## DATASET:
::::::::::

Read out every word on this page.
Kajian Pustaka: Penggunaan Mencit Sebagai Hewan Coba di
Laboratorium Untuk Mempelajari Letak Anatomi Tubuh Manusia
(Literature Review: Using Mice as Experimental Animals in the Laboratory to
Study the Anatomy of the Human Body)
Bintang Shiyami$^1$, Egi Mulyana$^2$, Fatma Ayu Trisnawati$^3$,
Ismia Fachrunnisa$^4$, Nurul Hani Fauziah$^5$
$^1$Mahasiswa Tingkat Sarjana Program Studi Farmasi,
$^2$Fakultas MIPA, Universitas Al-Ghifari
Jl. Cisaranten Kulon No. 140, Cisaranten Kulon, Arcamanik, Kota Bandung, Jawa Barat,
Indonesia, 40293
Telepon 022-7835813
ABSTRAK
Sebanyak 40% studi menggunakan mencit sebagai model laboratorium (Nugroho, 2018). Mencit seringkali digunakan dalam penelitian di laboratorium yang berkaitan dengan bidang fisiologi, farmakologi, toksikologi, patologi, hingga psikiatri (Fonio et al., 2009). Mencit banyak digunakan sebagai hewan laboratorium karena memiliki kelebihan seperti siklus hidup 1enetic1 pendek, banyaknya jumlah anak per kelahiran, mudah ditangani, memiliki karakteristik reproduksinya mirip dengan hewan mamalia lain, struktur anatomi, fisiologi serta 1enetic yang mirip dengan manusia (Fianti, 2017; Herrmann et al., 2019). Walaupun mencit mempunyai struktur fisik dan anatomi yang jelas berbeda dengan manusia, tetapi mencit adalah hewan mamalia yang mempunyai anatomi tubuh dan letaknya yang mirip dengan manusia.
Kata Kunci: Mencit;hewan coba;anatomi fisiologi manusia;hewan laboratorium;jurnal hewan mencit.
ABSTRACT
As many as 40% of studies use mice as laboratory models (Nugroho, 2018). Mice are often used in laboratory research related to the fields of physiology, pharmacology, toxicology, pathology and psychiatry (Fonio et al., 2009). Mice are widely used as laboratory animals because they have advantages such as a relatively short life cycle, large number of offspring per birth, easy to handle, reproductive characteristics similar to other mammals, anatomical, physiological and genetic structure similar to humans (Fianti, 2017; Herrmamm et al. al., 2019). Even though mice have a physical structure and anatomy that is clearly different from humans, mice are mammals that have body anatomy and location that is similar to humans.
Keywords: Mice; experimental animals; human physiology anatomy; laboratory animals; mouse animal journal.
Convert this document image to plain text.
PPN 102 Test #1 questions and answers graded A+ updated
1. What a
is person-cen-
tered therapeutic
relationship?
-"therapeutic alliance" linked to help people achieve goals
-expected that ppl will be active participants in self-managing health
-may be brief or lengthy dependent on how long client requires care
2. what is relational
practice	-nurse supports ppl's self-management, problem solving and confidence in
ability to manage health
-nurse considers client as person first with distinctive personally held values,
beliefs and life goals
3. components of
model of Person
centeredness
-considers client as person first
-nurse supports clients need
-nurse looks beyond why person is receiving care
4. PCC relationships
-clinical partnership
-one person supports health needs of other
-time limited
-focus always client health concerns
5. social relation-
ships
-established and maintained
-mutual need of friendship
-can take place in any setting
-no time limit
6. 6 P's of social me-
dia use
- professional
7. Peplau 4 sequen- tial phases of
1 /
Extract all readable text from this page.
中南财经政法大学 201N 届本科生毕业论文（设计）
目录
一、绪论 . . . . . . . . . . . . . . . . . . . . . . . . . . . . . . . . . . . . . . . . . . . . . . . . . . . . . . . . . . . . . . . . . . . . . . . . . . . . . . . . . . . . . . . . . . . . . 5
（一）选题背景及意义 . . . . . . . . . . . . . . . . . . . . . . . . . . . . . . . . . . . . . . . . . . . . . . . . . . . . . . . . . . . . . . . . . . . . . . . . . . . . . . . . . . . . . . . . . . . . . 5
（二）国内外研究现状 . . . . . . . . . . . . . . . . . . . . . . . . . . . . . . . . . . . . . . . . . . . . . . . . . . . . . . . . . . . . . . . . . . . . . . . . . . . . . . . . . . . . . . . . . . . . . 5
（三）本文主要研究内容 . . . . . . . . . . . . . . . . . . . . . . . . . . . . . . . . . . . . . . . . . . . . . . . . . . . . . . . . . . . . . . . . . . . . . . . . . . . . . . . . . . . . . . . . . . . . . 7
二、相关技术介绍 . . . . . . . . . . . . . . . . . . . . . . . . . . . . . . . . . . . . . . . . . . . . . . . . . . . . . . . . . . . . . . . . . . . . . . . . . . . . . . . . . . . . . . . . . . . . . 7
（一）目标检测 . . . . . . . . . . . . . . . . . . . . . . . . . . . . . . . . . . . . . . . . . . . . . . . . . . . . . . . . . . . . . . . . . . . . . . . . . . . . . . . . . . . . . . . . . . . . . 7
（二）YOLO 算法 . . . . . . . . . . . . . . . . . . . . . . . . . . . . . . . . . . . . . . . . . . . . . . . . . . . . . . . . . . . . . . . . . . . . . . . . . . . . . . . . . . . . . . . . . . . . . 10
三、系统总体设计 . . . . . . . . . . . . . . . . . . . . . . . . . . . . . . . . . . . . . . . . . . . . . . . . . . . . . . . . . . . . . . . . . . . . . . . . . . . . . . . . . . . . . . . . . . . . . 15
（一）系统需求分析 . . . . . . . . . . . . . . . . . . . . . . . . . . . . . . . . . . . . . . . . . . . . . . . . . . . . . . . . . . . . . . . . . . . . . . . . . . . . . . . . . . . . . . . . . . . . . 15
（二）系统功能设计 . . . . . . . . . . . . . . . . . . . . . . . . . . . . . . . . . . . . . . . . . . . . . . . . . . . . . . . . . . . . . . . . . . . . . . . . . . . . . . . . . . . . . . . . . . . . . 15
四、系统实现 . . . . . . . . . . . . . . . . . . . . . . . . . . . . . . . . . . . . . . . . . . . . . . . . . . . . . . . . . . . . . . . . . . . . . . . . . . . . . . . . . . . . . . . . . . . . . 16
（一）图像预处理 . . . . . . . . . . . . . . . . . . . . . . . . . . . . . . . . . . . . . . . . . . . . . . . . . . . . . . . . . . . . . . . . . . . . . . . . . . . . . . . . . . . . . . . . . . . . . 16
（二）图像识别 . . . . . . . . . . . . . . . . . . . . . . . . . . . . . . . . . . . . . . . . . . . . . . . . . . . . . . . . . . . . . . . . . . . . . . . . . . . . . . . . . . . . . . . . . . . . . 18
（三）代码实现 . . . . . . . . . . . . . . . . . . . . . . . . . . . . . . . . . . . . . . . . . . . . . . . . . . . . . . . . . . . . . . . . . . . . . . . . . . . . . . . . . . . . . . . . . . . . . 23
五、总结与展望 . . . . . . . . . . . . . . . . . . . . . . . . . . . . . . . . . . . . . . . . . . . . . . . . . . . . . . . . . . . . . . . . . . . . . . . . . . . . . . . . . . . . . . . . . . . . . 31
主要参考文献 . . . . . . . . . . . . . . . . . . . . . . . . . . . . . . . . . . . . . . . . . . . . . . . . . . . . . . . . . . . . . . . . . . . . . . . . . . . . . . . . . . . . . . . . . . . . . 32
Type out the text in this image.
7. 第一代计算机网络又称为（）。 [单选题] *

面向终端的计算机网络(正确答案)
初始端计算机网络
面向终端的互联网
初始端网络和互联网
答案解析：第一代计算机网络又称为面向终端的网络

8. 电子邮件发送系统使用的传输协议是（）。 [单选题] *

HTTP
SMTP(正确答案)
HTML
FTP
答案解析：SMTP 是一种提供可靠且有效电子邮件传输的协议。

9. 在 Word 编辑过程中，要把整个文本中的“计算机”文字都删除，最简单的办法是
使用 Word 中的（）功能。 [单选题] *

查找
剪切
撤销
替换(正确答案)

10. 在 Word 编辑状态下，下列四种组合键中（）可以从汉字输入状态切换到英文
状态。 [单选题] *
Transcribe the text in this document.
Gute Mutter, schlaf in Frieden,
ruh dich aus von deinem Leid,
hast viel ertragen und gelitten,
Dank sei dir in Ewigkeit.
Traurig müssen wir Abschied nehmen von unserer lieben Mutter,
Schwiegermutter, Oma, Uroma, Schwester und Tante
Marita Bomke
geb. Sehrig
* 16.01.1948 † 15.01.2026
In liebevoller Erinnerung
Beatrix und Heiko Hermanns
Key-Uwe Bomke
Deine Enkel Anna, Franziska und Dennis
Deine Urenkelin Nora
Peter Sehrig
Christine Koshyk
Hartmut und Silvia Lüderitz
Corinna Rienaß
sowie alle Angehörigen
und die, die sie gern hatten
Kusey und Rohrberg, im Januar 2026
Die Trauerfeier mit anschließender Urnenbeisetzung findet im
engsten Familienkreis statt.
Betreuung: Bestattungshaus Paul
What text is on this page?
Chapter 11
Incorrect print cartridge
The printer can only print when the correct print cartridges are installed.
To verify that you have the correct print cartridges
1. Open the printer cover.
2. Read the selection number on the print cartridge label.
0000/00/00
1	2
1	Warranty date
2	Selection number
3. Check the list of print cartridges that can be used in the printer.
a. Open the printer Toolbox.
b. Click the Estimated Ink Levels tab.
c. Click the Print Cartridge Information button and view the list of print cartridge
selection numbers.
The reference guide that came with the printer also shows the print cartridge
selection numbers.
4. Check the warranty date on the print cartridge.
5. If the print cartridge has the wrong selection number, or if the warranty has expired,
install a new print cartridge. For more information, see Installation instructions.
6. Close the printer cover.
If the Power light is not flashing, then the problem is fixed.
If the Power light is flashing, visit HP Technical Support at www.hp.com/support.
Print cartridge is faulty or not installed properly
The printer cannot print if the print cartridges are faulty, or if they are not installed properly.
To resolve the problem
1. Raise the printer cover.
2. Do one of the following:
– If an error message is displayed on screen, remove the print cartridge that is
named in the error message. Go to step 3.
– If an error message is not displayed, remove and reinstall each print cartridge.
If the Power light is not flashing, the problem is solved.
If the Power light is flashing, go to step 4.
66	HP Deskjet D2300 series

::::::::::

## TO BE DONE:
Read through the entries and copy each line in which "Open" appears.

## SOLUTION FOR THIS EXERCISE:
1. Open the printer cover.
a. Open the printer Toolbox.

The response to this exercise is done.